Collect every line that includes the string "trúc".
======== Given data
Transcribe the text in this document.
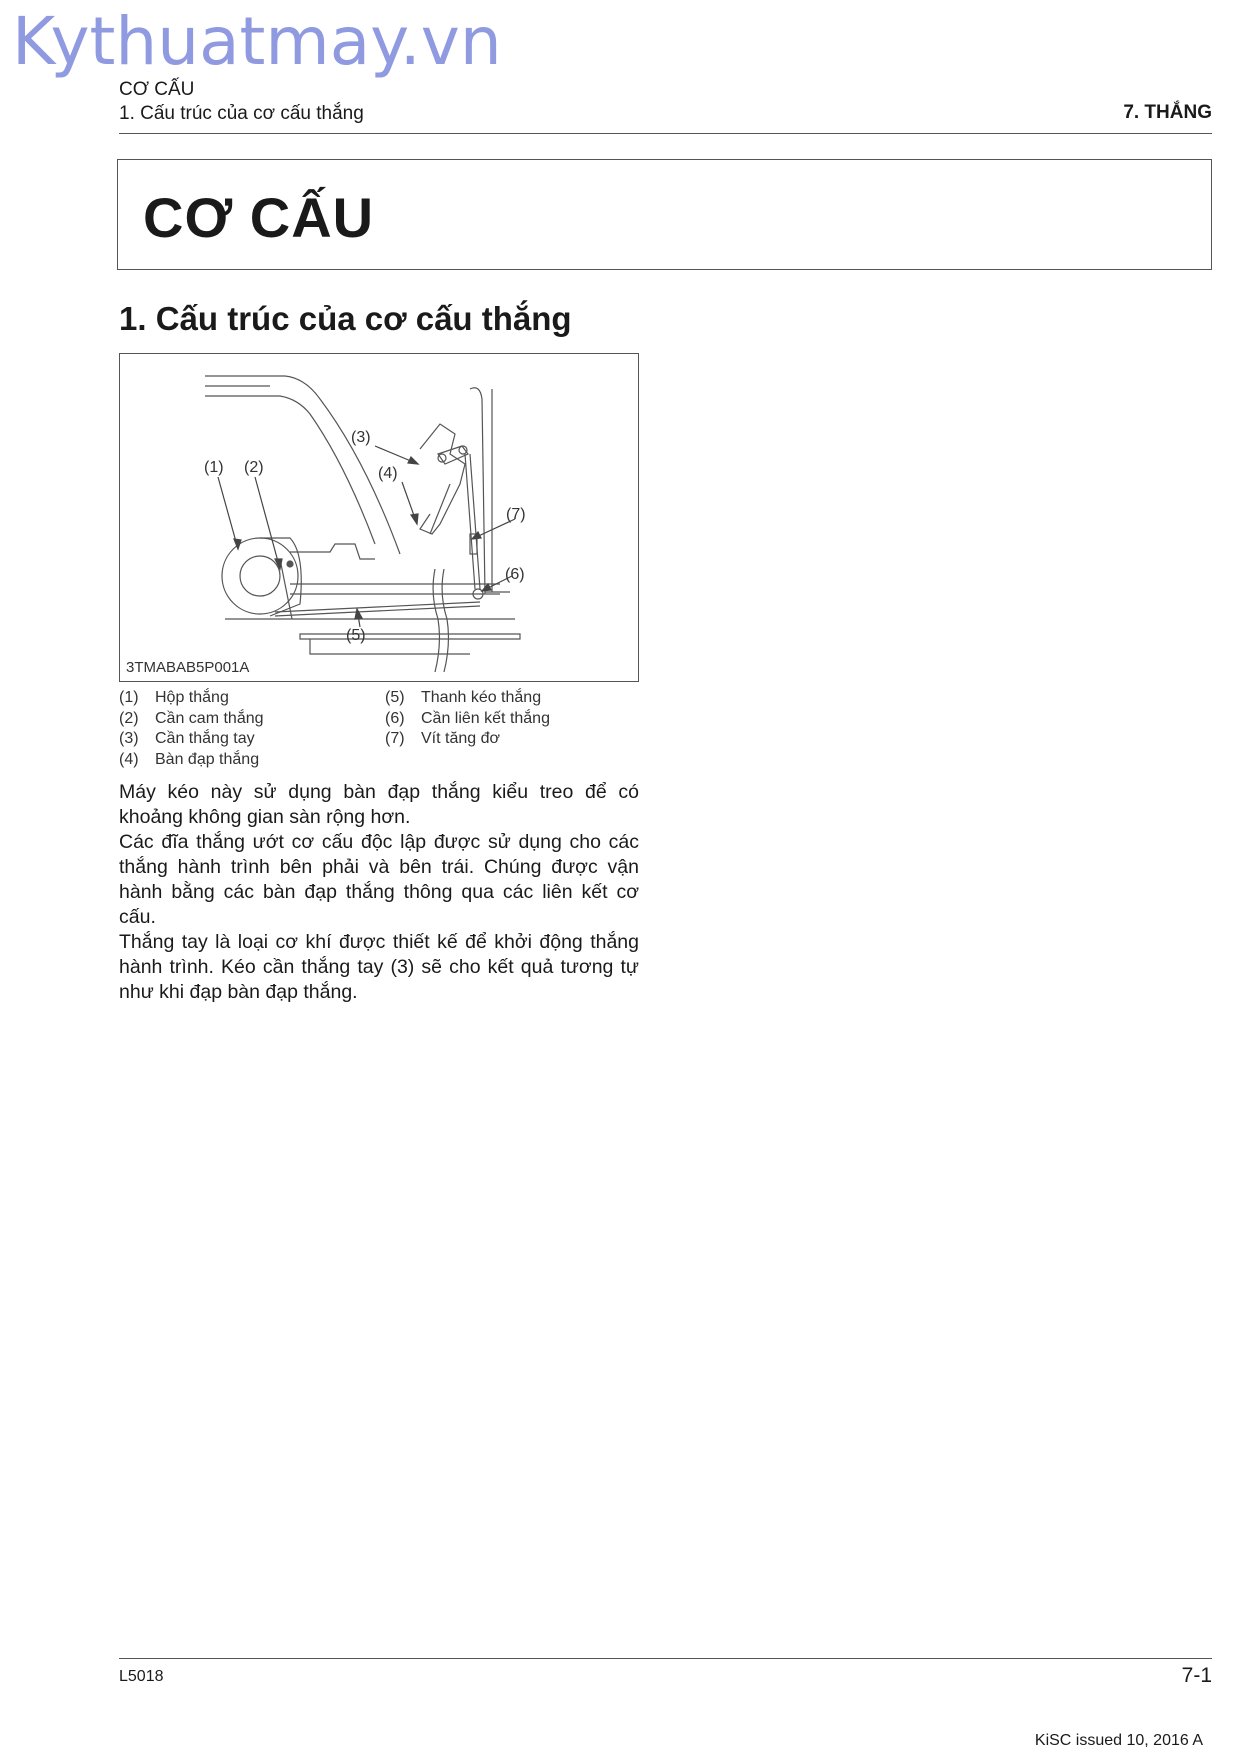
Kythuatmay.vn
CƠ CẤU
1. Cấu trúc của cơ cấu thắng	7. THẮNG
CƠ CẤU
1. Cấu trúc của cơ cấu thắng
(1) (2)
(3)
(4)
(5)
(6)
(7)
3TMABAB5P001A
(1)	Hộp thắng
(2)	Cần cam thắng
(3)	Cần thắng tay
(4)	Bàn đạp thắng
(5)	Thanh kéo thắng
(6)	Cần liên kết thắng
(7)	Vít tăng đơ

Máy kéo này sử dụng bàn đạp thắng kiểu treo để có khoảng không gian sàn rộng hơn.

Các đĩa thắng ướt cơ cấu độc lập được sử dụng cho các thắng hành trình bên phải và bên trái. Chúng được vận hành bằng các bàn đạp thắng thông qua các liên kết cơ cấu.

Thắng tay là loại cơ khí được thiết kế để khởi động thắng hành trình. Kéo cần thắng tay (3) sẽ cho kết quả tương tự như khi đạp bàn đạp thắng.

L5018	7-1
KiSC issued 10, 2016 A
================
======== Given data
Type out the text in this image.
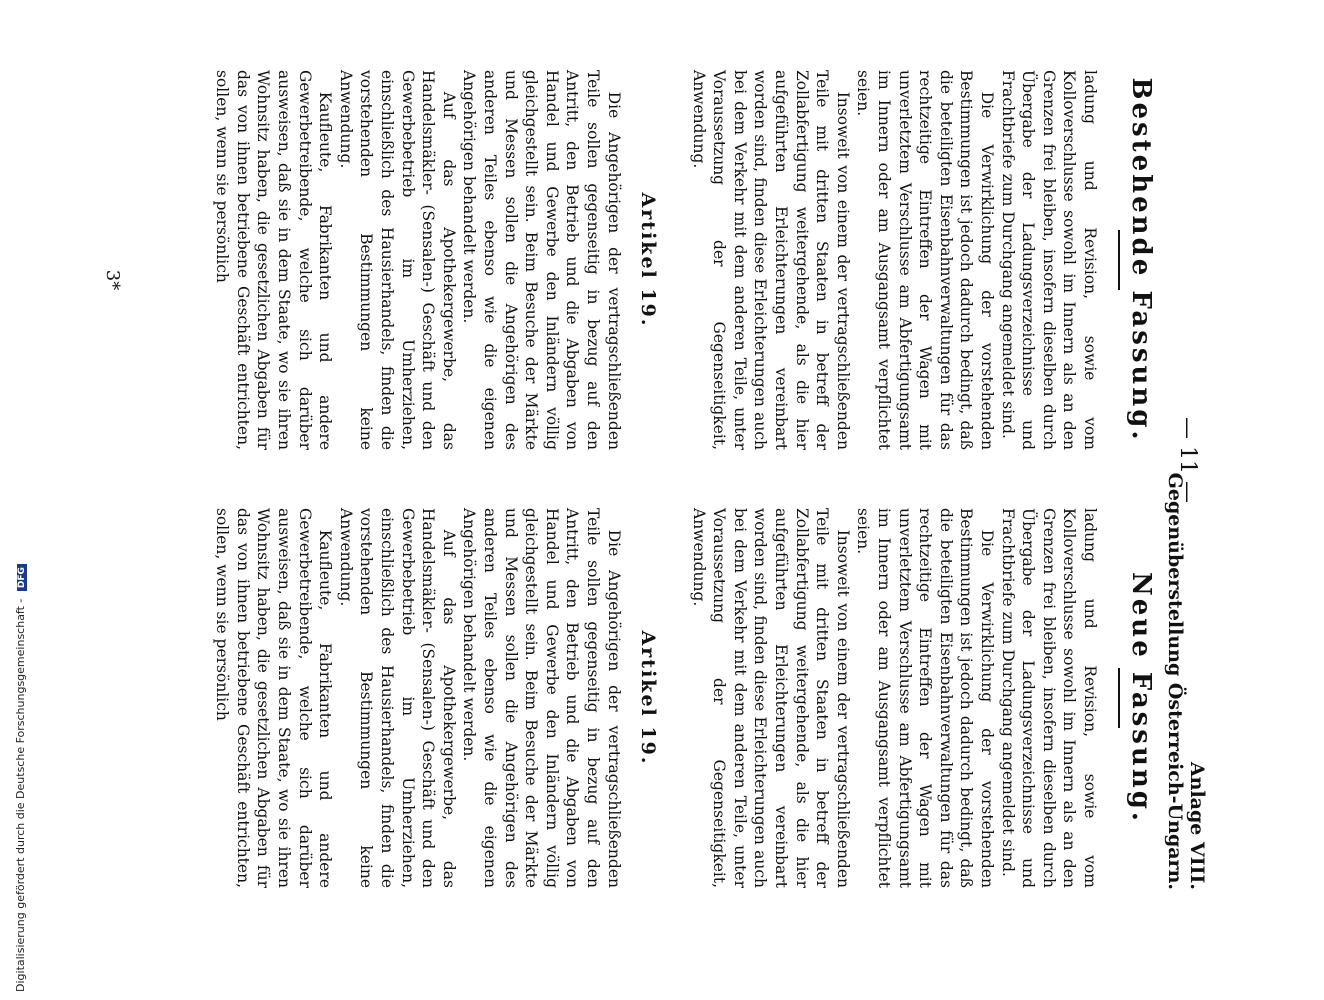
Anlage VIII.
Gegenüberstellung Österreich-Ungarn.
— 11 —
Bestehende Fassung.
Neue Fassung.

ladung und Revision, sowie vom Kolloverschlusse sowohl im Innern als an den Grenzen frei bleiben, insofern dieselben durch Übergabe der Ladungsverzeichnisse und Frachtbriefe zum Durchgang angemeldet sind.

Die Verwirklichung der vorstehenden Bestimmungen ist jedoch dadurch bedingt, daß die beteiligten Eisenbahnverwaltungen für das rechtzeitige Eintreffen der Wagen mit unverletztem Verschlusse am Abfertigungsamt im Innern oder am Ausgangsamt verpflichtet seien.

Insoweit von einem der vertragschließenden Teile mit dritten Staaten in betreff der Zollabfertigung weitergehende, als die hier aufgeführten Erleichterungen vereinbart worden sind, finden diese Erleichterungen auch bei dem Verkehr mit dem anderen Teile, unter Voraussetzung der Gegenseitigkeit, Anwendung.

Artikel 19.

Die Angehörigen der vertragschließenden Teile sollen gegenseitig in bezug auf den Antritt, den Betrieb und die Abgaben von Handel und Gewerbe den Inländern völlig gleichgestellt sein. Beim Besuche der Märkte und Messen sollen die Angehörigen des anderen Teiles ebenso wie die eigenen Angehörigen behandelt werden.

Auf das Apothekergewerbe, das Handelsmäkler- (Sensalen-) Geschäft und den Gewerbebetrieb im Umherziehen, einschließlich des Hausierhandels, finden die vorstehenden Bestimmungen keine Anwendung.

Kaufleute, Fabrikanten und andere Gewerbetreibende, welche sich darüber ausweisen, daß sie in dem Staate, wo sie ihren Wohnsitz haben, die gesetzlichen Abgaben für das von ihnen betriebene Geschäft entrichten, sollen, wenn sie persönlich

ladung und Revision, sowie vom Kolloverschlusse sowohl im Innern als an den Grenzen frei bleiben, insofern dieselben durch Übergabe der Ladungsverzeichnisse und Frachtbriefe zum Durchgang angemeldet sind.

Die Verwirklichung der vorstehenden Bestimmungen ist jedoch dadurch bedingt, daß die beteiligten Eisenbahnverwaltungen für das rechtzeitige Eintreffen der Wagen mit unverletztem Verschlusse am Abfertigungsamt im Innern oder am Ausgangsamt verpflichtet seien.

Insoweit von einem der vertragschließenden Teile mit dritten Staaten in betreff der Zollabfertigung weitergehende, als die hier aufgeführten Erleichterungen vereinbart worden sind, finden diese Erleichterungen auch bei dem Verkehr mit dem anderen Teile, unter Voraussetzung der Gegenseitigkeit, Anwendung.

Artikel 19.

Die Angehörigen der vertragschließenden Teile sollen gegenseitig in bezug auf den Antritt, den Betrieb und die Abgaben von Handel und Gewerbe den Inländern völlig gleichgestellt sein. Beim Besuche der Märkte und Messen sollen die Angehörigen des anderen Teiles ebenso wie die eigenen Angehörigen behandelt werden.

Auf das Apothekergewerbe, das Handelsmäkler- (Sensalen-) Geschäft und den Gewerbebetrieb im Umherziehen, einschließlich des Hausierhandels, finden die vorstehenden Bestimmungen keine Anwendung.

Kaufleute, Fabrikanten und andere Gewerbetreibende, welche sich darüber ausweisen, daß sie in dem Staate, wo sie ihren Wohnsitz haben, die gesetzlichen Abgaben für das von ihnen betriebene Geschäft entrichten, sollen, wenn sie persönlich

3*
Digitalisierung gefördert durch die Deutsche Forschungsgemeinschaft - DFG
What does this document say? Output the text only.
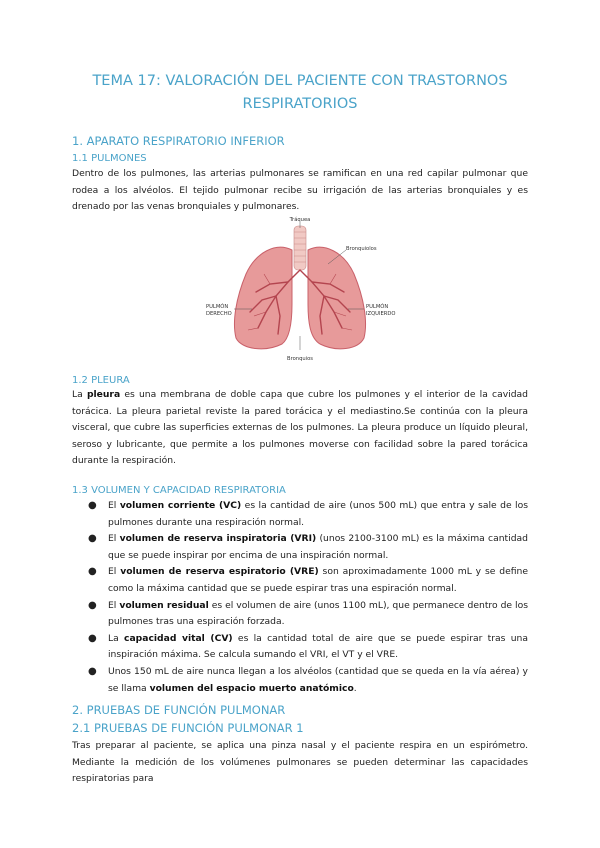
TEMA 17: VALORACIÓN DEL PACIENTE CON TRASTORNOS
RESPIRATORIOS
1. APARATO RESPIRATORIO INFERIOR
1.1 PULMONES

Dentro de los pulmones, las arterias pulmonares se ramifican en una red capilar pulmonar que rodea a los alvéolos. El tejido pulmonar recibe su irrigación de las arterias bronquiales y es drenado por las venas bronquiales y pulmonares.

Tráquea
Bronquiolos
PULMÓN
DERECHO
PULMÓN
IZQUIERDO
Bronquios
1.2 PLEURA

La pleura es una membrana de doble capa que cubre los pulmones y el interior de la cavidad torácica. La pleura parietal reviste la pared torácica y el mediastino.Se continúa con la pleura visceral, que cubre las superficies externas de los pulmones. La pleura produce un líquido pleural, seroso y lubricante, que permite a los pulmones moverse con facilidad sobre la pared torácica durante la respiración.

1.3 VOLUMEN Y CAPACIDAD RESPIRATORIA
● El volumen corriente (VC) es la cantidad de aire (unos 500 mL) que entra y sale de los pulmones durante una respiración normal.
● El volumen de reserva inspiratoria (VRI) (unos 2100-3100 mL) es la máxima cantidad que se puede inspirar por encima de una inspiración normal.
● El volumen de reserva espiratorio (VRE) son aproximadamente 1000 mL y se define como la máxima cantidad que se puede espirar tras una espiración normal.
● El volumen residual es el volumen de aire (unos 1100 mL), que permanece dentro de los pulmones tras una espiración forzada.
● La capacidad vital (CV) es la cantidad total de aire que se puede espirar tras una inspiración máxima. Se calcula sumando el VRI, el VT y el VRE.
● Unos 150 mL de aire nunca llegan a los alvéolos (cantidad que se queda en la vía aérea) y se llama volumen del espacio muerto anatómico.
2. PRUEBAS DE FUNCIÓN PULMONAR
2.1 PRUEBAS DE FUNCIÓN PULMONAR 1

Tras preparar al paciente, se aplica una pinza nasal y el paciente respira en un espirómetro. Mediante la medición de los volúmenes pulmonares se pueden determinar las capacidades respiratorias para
================
======== Given data
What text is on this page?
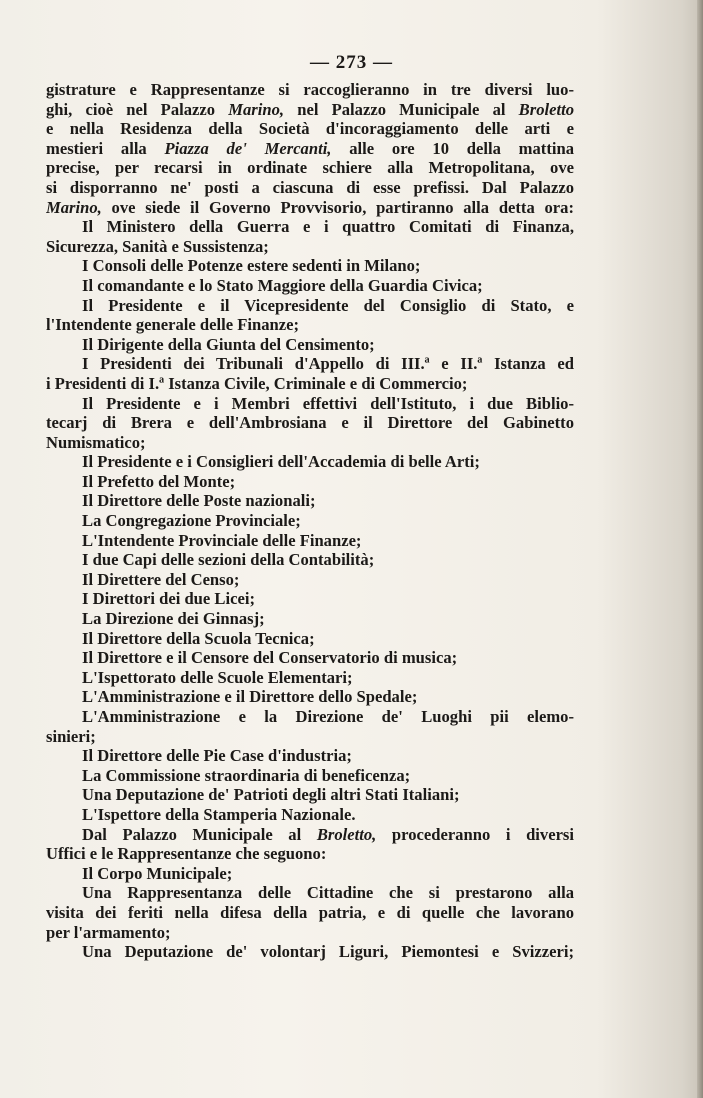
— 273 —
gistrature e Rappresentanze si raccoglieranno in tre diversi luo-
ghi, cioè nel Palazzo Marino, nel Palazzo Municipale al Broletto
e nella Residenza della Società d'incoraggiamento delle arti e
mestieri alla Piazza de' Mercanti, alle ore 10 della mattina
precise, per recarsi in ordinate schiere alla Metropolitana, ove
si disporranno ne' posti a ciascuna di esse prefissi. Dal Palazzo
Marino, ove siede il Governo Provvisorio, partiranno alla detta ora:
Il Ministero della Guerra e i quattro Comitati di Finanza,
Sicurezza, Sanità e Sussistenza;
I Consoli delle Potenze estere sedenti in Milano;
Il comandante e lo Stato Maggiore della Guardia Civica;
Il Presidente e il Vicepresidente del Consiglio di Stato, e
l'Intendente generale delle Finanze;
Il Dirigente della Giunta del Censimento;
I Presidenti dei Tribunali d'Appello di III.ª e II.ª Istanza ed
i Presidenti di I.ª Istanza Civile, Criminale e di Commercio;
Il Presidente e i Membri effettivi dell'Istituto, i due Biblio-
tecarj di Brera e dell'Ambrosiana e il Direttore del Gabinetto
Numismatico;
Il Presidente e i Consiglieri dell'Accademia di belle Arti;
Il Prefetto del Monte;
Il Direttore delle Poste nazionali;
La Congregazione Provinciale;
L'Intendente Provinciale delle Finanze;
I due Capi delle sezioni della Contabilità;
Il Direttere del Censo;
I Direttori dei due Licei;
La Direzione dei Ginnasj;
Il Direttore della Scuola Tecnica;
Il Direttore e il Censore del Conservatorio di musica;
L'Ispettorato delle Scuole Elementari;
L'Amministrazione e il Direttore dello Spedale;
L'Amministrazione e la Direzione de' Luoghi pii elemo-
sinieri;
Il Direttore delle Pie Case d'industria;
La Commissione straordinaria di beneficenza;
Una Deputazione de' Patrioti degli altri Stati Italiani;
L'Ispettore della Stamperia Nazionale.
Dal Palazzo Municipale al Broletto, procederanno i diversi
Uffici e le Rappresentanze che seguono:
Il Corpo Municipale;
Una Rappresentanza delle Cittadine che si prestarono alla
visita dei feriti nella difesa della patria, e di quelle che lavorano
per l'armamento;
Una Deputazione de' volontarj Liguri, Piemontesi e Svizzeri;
================
◆ Output
1. Cấu trúc của cơ cấu thắng	7. THẮNG
1. Cấu trúc của cơ cấu thắng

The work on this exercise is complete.